══ Dataset rows ══
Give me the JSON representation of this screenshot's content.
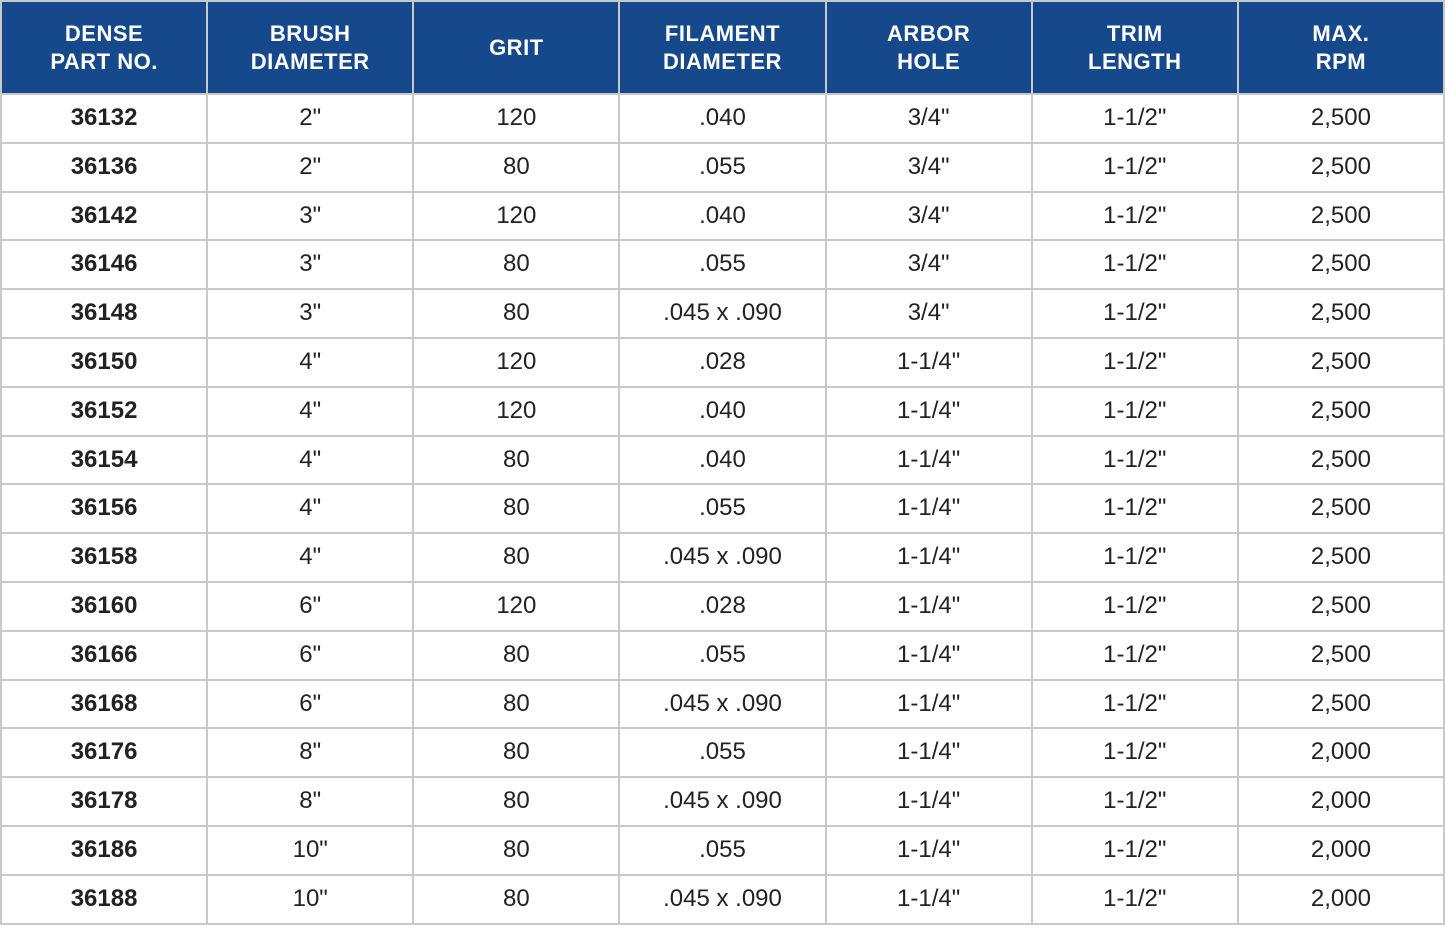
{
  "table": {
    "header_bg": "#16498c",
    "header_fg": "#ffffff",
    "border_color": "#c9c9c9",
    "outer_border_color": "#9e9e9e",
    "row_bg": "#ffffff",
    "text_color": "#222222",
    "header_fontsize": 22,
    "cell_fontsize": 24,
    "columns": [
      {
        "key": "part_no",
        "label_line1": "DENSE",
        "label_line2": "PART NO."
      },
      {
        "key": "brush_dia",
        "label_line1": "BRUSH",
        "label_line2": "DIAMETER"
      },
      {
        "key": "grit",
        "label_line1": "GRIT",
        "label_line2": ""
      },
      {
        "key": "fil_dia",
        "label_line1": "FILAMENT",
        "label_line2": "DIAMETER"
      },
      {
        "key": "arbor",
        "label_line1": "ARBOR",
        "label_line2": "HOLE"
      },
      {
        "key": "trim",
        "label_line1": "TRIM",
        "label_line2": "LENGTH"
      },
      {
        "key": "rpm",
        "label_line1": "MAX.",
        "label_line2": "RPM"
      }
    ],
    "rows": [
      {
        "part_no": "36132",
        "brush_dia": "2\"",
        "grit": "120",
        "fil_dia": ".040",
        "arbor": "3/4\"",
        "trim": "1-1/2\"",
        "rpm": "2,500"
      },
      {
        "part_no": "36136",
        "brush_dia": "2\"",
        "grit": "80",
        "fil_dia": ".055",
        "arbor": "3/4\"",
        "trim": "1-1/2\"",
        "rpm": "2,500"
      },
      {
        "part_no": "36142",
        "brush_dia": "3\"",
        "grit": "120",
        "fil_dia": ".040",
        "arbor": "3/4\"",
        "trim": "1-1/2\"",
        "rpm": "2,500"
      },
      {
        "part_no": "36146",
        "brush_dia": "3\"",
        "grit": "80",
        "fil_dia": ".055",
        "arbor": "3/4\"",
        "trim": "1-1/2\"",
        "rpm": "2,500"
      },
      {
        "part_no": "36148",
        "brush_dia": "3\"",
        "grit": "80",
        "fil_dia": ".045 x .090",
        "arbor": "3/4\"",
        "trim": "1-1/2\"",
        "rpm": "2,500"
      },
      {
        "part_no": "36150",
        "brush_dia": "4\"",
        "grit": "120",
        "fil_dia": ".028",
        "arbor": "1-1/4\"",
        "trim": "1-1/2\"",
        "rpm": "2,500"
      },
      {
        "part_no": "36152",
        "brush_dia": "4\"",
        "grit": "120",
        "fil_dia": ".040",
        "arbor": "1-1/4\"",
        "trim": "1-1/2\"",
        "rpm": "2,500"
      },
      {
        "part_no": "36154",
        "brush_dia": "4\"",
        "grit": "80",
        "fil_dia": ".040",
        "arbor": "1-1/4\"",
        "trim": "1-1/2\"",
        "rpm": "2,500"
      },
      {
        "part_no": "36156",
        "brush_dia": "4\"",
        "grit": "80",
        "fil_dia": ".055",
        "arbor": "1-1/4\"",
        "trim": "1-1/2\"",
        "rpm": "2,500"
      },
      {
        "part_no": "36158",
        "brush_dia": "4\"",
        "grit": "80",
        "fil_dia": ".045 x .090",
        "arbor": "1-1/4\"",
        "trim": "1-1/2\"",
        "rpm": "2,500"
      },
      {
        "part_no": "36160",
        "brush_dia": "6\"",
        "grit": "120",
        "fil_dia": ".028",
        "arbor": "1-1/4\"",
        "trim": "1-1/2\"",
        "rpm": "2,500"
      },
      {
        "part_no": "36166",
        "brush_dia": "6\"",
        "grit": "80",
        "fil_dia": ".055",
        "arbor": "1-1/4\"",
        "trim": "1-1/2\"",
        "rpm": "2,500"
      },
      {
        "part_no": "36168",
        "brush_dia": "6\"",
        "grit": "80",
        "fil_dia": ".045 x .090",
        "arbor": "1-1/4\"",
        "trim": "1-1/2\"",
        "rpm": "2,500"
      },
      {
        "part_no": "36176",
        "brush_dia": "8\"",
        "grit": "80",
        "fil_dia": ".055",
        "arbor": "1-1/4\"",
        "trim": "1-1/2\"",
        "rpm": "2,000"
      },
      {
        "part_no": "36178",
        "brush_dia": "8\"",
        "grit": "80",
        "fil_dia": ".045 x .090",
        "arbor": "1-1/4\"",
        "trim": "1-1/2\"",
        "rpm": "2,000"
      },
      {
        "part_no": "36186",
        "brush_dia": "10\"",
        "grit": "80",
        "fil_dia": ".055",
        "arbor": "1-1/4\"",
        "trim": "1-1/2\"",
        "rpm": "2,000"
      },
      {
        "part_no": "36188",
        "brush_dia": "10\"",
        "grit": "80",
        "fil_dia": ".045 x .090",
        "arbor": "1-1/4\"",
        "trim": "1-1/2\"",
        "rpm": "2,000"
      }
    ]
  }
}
═══
▶ [Exercise objective]
Give back every line exactly as it stands, pictures excluded.

▶ [Solution to this exercise]
Give me the JSON representation of this screenshot's content.
{
  "table": {
    "header_bg": "#16498c",
    "header_fg": "#ffffff",
    "border_color": "#c9c9c9",
    "outer_border_color": "#9e9e9e",
    "row_bg": "#ffffff",
    "text_color": "#222222",
    "header_fontsize": 22,
    "cell_fontsize": 24,
    "columns": [
      {
        "key": "part_no",
        "label_line1": "DENSE",
        "label_line2": "PART NO."
      },
      {
        "key": "brush_dia",
        "label_line1": "BRUSH",
        "label_line2": "DIAMETER"
      },
      {
        "key": "grit",
        "label_line1": "GRIT",
        "label_line2": ""
      },
      {
        "key": "fil_dia",
        "label_line1": "FILAMENT",
        "label_line2": "DIAMETER"
      },
      {
        "key": "arbor",
        "label_line1": "ARBOR",
        "label_line2": "HOLE"
      },
      {
        "key": "trim",
        "label_line1": "TRIM",
        "label_line2": "LENGTH"
      },
      {
        "key": "rpm",
        "label_line1": "MAX.",
        "label_line2": "RPM"
      }
    ],
    "rows": [
      {
        "part_no": "36132",
        "brush_dia": "2\"",
        "grit": "120",
        "fil_dia": ".040",
        "arbor": "3/4\"",
        "trim": "1-1/2\"",
        "rpm": "2,500"
      },
      {
        "part_no": "36136",
        "brush_dia": "2\"",
        "grit": "80",
        "fil_dia": ".055",
        "arbor": "3/4\"",
        "trim": "1-1/2\"",
        "rpm": "2,500"
      },
      {
        "part_no": "36142",
        "brush_dia": "3\"",
        "grit": "120",
        "fil_dia": ".040",
        "arbor": "3/4\"",
        "trim": "1-1/2\"",
        "rpm": "2,500"
      },
      {
        "part_no": "36146",
        "brush_dia": "3\"",
        "grit": "80",
        "fil_dia": ".055",
        "arbor": "3/4\"",
        "trim": "1-1/2\"",
        "rpm": "2,500"
      },
      {
        "part_no": "36148",
        "brush_dia": "3\"",
        "grit": "80",
        "fil_dia": ".045 x .090",
        "arbor": "3/4\"",
        "trim": "1-1/2\"",
        "rpm": "2,500"
      },
      {
        "part_no": "36150",
        "brush_dia": "4\"",
        "grit": "120",
        "fil_dia": ".028",
        "arbor": "1-1/4\"",
        "trim": "1-1/2\"",
        "rpm": "2,500"
      },
      {
        "part_no": "36152",
        "brush_dia": "4\"",
        "grit": "120",
        "fil_dia": ".040",
        "arbor": "1-1/4\"",
        "trim": "1-1/2\"",
        "rpm": "2,500"
      },
      {
        "part_no": "36154",
        "brush_dia": "4\"",
        "grit": "80",
        "fil_dia": ".040",
        "arbor": "1-1/4\"",
        "trim": "1-1/2\"",
        "rpm": "2,500"
      },
      {
        "part_no": "36156",
        "brush_dia": "4\"",
        "grit": "80",
        "fil_dia": ".055",
        "arbor": "1-1/4\"",
        "trim": "1-1/2\"",
        "rpm": "2,500"
      },
      {
        "part_no": "36158",
        "brush_dia": "4\"",
        "grit": "80",
        "fil_dia": ".045 x .090",
        "arbor": "1-1/4\"",
        "trim": "1-1/2\"",
        "rpm": "2,500"
      },
      {
        "part_no": "36160",
        "brush_dia": "6\"",
        "grit": "120",
        "fil_dia": ".028",
        "arbor": "1-1/4\"",
        "trim": "1-1/2\"",
        "rpm": "2,500"
      },
      {
        "part_no": "36166",
        "brush_dia": "6\"",
        "grit": "80",
        "fil_dia": ".055",
        "arbor": "1-1/4\"",
        "trim": "1-1/2\"",
        "rpm": "2,500"
      },
      {
        "part_no": "36168",
        "brush_dia": "6\"",
        "grit": "80",
        "fil_dia": ".045 x .090",
        "arbor": "1-1/4\"",
        "trim": "1-1/2\"",
        "rpm": "2,500"
      },
      {
        "part_no": "36176",
        "brush_dia": "8\"",
        "grit": "80",
        "fil_dia": ".055",
        "arbor": "1-1/4\"",
        "trim": "1-1/2\"",
        "rpm": "2,000"
      },
      {
        "part_no": "36178",
        "brush_dia": "8\"",
        "grit": "80",
        "fil_dia": ".045 x .090",
        "arbor": "1-1/4\"",
        "trim": "1-1/2\"",
        "rpm": "2,000"
      },
      {
        "part_no": "36186",
        "brush_dia": "10\"",
        "grit": "80",
        "fil_dia": ".055",
        "arbor": "1-1/4\"",
        "trim": "1-1/2\"",
        "rpm": "2,000"
      },
      {
        "part_no": "36188",
        "brush_dia": "10\"",
        "grit": "80",
        "fil_dia": ".045 x .090",
        "arbor": "1-1/4\"",
        "trim": "1-1/2\"",
        "rpm": "2,000"
      }
    ]
  }
}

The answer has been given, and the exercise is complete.